In the records that follow, locate every line with "berjudul" and extract it.

(Dataset items)
+--
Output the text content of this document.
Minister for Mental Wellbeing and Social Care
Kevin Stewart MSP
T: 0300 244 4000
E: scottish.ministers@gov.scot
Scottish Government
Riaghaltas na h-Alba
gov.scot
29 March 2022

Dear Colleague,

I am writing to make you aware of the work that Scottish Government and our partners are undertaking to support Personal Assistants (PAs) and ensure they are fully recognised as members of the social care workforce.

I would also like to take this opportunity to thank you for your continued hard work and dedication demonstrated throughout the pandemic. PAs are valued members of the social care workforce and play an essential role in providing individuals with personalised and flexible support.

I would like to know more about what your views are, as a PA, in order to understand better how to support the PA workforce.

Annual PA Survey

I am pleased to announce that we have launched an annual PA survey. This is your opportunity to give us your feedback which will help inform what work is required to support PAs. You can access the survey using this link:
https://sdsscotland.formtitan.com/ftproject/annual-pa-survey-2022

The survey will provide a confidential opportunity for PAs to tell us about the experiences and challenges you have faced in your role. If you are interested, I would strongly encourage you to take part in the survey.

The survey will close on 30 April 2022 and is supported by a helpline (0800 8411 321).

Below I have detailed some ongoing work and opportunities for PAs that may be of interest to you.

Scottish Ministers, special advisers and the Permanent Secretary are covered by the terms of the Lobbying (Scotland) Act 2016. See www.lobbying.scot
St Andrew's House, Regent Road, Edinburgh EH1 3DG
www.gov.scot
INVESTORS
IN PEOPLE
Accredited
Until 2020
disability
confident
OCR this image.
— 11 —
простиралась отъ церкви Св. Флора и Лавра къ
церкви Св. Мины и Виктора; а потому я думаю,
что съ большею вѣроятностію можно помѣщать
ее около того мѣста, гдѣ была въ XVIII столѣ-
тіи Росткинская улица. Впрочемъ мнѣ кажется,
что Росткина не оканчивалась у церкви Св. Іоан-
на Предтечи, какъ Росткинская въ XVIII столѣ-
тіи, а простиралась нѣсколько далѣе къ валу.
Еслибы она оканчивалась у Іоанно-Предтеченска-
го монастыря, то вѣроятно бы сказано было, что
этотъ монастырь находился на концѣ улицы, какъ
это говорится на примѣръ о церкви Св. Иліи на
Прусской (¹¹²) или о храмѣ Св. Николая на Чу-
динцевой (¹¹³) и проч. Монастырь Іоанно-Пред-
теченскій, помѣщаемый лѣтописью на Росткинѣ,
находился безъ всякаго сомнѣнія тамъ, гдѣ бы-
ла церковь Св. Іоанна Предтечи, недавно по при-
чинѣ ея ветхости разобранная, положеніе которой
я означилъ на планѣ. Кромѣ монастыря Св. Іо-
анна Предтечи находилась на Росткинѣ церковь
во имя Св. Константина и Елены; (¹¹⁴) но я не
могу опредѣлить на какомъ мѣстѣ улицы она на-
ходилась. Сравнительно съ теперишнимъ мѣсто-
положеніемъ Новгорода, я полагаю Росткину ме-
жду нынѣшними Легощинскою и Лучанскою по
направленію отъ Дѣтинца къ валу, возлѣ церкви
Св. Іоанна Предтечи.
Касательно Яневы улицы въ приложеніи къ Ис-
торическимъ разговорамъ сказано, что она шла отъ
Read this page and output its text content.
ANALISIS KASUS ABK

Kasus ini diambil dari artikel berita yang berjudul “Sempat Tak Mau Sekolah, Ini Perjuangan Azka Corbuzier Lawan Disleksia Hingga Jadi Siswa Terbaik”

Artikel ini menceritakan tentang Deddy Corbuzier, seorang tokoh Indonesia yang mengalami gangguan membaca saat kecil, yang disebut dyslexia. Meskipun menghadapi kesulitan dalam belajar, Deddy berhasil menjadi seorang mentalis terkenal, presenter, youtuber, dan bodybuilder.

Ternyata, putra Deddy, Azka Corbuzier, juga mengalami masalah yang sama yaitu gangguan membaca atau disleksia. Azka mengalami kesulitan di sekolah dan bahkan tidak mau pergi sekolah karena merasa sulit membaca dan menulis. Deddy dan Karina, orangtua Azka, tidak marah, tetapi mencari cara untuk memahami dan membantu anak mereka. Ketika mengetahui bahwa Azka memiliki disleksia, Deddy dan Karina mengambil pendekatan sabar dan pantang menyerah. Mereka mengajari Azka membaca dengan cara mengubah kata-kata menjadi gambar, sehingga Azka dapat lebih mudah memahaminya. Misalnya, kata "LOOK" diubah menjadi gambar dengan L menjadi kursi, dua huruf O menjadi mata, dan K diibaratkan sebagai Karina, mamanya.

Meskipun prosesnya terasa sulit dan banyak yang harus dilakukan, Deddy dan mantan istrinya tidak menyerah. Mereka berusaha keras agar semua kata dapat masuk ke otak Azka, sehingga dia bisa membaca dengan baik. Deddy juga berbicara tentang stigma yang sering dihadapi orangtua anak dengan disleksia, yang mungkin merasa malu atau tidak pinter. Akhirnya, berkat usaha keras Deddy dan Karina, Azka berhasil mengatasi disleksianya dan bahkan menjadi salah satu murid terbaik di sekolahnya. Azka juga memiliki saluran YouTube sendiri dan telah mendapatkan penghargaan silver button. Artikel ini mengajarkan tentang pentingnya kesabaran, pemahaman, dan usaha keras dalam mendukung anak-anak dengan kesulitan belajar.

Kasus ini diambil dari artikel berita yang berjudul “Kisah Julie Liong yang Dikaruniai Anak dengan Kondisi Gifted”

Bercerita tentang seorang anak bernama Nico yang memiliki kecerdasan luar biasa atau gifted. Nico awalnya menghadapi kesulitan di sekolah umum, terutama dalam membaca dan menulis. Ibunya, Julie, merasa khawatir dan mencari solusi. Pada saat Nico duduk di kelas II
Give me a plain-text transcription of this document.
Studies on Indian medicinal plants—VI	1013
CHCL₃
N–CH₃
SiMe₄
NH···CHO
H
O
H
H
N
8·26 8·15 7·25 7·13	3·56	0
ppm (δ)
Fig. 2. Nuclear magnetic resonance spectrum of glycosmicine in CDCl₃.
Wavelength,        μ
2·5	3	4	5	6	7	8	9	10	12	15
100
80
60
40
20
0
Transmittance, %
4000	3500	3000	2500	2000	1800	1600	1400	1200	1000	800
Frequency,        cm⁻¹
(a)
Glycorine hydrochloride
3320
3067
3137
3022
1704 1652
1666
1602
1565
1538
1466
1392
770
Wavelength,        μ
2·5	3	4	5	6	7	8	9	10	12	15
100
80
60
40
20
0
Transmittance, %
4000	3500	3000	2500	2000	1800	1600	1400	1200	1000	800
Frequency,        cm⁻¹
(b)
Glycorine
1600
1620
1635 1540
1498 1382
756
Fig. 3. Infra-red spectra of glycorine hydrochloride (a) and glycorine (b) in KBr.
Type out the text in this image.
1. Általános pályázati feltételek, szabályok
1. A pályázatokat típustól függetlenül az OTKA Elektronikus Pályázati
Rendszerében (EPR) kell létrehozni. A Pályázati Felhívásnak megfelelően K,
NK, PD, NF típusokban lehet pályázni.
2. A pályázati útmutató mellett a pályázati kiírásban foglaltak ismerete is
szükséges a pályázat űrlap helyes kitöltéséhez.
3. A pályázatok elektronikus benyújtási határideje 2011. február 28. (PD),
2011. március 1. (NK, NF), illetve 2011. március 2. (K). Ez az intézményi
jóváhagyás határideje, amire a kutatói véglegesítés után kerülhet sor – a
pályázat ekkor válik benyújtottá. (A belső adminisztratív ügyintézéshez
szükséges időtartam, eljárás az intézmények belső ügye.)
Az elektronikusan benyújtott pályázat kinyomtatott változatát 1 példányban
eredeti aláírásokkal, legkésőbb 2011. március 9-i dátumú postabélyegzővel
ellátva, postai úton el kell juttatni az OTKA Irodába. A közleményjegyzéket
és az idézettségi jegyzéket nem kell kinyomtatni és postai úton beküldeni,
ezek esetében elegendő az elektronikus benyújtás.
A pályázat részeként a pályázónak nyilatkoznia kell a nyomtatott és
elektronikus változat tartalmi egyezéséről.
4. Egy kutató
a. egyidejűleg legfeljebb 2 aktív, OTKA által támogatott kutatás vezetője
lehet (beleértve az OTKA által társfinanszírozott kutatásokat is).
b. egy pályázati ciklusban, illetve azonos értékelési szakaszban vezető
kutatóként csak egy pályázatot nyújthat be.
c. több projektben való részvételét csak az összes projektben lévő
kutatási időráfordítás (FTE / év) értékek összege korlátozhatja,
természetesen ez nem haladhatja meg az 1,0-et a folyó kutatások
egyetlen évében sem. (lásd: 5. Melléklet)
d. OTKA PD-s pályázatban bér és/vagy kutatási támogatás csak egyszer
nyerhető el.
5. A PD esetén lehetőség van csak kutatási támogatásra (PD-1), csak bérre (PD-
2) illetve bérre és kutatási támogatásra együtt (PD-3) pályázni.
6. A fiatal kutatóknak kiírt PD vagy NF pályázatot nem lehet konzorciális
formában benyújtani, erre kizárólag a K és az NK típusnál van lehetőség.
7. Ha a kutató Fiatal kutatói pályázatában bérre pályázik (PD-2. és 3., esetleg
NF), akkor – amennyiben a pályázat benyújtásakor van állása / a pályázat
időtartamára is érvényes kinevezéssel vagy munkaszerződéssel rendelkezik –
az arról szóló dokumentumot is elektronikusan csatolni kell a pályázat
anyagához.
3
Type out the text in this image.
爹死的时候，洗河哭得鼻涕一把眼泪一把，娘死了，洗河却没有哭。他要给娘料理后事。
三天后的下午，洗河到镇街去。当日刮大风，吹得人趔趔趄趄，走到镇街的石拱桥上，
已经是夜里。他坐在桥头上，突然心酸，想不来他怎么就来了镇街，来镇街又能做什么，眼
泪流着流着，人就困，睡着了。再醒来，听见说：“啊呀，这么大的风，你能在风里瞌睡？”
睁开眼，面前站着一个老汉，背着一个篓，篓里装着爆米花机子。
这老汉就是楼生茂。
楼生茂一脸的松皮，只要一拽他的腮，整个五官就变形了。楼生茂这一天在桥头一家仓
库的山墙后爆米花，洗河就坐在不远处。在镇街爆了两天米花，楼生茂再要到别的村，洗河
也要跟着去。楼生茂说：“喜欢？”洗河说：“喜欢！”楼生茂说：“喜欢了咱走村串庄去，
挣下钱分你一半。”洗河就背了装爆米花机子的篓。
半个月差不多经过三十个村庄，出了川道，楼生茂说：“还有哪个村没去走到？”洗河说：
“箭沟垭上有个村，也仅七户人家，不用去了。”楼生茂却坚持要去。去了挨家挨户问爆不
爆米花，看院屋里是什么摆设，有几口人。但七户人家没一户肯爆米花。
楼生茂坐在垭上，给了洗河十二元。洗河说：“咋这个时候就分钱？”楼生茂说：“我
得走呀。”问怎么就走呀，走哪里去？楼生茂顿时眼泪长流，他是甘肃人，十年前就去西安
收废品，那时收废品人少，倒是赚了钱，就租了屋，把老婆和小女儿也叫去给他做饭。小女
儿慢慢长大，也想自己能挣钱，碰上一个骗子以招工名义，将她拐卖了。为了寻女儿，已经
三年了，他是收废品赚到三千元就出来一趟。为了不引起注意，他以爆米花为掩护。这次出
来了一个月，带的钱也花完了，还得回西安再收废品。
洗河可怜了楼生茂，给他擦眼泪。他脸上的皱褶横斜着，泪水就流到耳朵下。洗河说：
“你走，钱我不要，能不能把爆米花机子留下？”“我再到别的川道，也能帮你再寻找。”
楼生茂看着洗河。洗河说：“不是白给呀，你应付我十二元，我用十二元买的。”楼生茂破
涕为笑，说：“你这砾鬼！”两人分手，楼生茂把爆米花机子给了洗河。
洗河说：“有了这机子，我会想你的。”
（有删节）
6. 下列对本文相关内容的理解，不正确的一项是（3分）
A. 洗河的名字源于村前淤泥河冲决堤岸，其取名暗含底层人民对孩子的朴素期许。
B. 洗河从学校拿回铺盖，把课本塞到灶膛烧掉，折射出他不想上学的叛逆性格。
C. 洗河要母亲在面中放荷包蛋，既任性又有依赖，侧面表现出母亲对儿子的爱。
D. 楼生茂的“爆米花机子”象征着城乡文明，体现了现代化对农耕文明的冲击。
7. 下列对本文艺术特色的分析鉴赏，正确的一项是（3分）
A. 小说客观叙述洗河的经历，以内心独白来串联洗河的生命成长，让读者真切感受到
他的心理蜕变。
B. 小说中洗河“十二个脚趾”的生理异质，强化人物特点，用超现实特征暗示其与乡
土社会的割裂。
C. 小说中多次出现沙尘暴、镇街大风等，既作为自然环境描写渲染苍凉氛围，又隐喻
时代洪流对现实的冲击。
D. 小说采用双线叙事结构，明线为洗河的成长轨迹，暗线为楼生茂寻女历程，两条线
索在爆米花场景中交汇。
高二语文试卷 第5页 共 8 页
+--
■ **Exercise result**:
Kasus ini diambil dari artikel berita yang berjudul “Sempat Tak Mau Sekolah, Ini Perjuangan Azka Corbuzier Lawan Disleksia Hingga Jadi Siswa Terbaik”
Kasus ini diambil dari artikel berita yang berjudul “Kisah Julie Liong yang Dikaruniai Anak dengan Kondisi Gifted”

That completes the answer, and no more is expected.